• **Problem**: Word for word, retype every entry in the listing.

• **Records for the task**:
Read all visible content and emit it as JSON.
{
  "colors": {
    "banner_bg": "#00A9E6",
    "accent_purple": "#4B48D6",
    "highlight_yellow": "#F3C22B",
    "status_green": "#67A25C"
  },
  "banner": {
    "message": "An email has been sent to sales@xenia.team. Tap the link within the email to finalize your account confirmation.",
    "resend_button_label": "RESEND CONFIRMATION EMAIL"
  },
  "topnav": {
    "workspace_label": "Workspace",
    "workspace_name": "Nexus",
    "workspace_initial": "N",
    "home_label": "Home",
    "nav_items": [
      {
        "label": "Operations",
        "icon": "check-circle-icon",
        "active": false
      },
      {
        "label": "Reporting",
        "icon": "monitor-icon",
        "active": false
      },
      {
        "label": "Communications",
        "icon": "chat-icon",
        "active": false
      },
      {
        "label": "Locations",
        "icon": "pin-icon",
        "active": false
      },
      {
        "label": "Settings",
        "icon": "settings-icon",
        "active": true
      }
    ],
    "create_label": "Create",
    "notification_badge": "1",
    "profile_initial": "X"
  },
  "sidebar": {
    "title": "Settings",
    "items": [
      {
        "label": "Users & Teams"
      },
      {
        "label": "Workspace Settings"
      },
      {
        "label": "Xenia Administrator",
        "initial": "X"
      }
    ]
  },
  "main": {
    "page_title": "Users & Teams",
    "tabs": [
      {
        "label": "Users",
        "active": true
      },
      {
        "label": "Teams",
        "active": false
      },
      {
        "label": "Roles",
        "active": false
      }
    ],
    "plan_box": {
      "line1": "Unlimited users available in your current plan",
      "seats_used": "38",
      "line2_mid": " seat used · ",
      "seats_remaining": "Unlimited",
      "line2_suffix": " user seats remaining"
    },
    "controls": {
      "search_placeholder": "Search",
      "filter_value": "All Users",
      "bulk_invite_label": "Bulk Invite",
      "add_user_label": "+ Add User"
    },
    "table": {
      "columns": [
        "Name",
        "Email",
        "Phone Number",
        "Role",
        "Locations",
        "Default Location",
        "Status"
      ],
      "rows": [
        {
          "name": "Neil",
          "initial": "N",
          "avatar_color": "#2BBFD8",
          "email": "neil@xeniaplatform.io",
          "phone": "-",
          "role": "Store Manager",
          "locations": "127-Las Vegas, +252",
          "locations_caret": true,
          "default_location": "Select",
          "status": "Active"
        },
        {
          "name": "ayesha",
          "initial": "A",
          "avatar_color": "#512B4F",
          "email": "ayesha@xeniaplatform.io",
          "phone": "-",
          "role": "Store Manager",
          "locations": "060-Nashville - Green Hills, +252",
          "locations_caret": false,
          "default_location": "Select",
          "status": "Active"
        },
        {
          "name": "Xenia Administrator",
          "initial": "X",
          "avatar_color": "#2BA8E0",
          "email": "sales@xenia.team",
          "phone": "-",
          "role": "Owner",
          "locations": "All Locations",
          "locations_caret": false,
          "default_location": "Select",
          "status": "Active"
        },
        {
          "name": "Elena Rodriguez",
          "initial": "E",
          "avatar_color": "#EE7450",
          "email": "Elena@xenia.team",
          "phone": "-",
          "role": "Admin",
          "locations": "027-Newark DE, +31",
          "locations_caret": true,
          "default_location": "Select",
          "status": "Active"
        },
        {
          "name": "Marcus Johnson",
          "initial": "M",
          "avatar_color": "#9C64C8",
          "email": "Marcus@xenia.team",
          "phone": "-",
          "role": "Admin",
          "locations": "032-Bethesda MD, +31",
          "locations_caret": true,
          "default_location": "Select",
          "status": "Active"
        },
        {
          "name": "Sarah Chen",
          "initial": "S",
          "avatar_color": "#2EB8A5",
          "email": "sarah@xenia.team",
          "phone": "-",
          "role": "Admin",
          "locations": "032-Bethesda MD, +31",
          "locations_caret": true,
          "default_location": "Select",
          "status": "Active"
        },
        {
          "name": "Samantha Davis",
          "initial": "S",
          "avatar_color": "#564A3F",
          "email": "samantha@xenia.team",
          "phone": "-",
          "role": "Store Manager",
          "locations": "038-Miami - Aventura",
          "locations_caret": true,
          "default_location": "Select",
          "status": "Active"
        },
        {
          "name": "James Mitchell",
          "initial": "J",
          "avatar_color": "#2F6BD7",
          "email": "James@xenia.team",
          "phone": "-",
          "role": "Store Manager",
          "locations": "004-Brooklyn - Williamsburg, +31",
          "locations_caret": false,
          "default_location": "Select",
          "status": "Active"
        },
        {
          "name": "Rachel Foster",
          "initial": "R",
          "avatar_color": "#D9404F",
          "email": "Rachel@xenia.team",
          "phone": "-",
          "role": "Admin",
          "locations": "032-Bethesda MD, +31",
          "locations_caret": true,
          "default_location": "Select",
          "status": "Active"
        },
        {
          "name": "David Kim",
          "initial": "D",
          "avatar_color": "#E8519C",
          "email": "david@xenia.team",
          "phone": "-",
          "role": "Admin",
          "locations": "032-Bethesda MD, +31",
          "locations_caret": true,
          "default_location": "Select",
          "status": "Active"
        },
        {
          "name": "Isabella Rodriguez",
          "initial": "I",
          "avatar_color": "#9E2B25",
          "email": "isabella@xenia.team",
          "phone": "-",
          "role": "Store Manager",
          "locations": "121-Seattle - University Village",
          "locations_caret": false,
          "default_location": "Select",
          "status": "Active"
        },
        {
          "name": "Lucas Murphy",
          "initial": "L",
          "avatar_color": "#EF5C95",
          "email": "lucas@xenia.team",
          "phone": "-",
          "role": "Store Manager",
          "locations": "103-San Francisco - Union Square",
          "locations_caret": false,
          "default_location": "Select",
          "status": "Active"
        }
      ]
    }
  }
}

• **Exercise response**:
Read all visible content and emit it as JSON.
{
  "colors": {
    "banner_bg": "#00A9E6",
    "accent_purple": "#4B48D6",
    "highlight_yellow": "#F3C22B",
    "status_green": "#67A25C"
  },
  "banner": {
    "message": "An email has been sent to sales@xenia.team. Tap the link within the email to finalize your account confirmation.",
    "resend_button_label": "RESEND CONFIRMATION EMAIL"
  },
  "topnav": {
    "workspace_label": "Workspace",
    "workspace_name": "Nexus",
    "workspace_initial": "N",
    "home_label": "Home",
    "nav_items": [
      {
        "label": "Operations",
        "icon": "check-circle-icon",
        "active": false
      },
      {
        "label": "Reporting",
        "icon": "monitor-icon",
        "active": false
      },
      {
        "label": "Communications",
        "icon": "chat-icon",
        "active": false
      },
      {
        "label": "Locations",
        "icon": "pin-icon",
        "active": false
      },
      {
        "label": "Settings",
        "icon": "settings-icon",
        "active": true
      }
    ],
    "create_label": "Create",
    "notification_badge": "1",
    "profile_initial": "X"
  },
  "sidebar": {
    "title": "Settings",
    "items": [
      {
        "label": "Users & Teams"
      },
      {
        "label": "Workspace Settings"
      },
      {
        "label": "Xenia Administrator",
        "initial": "X"
      }
    ]
  },
  "main": {
    "page_title": "Users & Teams",
    "tabs": [
      {
        "label": "Users",
        "active": true
      },
      {
        "label": "Teams",
        "active": false
      },
      {
        "label": "Roles",
        "active": false
      }
    ],
    "plan_box": {
      "line1": "Unlimited users available in your current plan",
      "seats_used": "38",
      "line2_mid": " seat used · ",
      "seats_remaining": "Unlimited",
      "line2_suffix": " user seats remaining"
    },
    "controls": {
      "search_placeholder": "Search",
      "filter_value": "All Users",
      "bulk_invite_label": "Bulk Invite",
      "add_user_label": "+ Add User"
    },
    "table": {
      "columns": [
        "Name",
        "Email",
        "Phone Number",
        "Role",
        "Locations",
        "Default Location",
        "Status"
      ],
      "rows": [
        {
          "name": "Neil",
          "initial": "N",
          "avatar_color": "#2BBFD8",
          "email": "neil@xeniaplatform.io",
          "phone": "-",
          "role": "Store Manager",
          "locations": "127-Las Vegas, +252",
          "locations_caret": true,
          "default_location": "Select",
          "status": "Active"
        },
        {
          "name": "ayesha",
          "initial": "A",
          "avatar_color": "#512B4F",
          "email": "ayesha@xeniaplatform.io",
          "phone": "-",
          "role": "Store Manager",
          "locations": "060-Nashville - Green Hills, +252",
          "locations_caret": false,
          "default_location": "Select",
          "status": "Active"
        },
        {
          "name": "Xenia Administrator",
          "initial": "X",
          "avatar_color": "#2BA8E0",
          "email": "sales@xenia.team",
          "phone": "-",
          "role": "Owner",
          "locations": "All Locations",
          "locations_caret": false,
          "default_location": "Select",
          "status": "Active"
        },
        {
          "name": "Elena Rodriguez",
          "initial": "E",
          "avatar_color": "#EE7450",
          "email": "Elena@xenia.team",
          "phone": "-",
          "role": "Admin",
          "locations": "027-Newark DE, +31",
          "locations_caret": true,
          "default_location": "Select",
          "status": "Active"
        },
        {
          "name": "Marcus Johnson",
          "initial": "M",
          "avatar_color": "#9C64C8",
          "email": "Marcus@xenia.team",
          "phone": "-",
          "role": "Admin",
          "locations": "032-Bethesda MD, +31",
          "locations_caret": true,
          "default_location": "Select",
          "status": "Active"
        },
        {
          "name": "Sarah Chen",
          "initial": "S",
          "avatar_color": "#2EB8A5",
          "email": "sarah@xenia.team",
          "phone": "-",
          "role": "Admin",
          "locations": "032-Bethesda MD, +31",
          "locations_caret": true,
          "default_location": "Select",
          "status": "Active"
        },
        {
          "name": "Samantha Davis",
          "initial": "S",
          "avatar_color": "#564A3F",
          "email": "samantha@xenia.team",
          "phone": "-",
          "role": "Store Manager",
          "locations": "038-Miami - Aventura",
          "locations_caret": true,
          "default_location": "Select",
          "status": "Active"
        },
        {
          "name": "James Mitchell",
          "initial": "J",
          "avatar_color": "#2F6BD7",
          "email": "James@xenia.team",
          "phone": "-",
          "role": "Store Manager",
          "locations": "004-Brooklyn - Williamsburg, +31",
          "locations_caret": false,
          "default_location": "Select",
          "status": "Active"
        },
        {
          "name": "Rachel Foster",
          "initial": "R",
          "avatar_color": "#D9404F",
          "email": "Rachel@xenia.team",
          "phone": "-",
          "role": "Admin",
          "locations": "032-Bethesda MD, +31",
          "locations_caret": true,
          "default_location": "Select",
          "status": "Active"
        },
        {
          "name": "David Kim",
          "initial": "D",
          "avatar_color": "#E8519C",
          "email": "david@xenia.team",
          "phone": "-",
          "role": "Admin",
          "locations": "032-Bethesda MD, +31",
          "locations_caret": true,
          "default_location": "Select",
          "status": "Active"
        },
        {
          "name": "Isabella Rodriguez",
          "initial": "I",
          "avatar_color": "#9E2B25",
          "email": "isabella@xenia.team",
          "phone": "-",
          "role": "Store Manager",
          "locations": "121-Seattle - University Village",
          "locations_caret": false,
          "default_location": "Select",
          "status": "Active"
        },
        {
          "name": "Lucas Murphy",
          "initial": "L",
          "avatar_color": "#EF5C95",
          "email": "lucas@xenia.team",
          "phone": "-",
          "role": "Store Manager",
          "locations": "103-San Francisco - Union Square",
          "locations_caret": false,
          "default_location": "Select",
          "status": "Active"
        }
      ]
    }
  }
}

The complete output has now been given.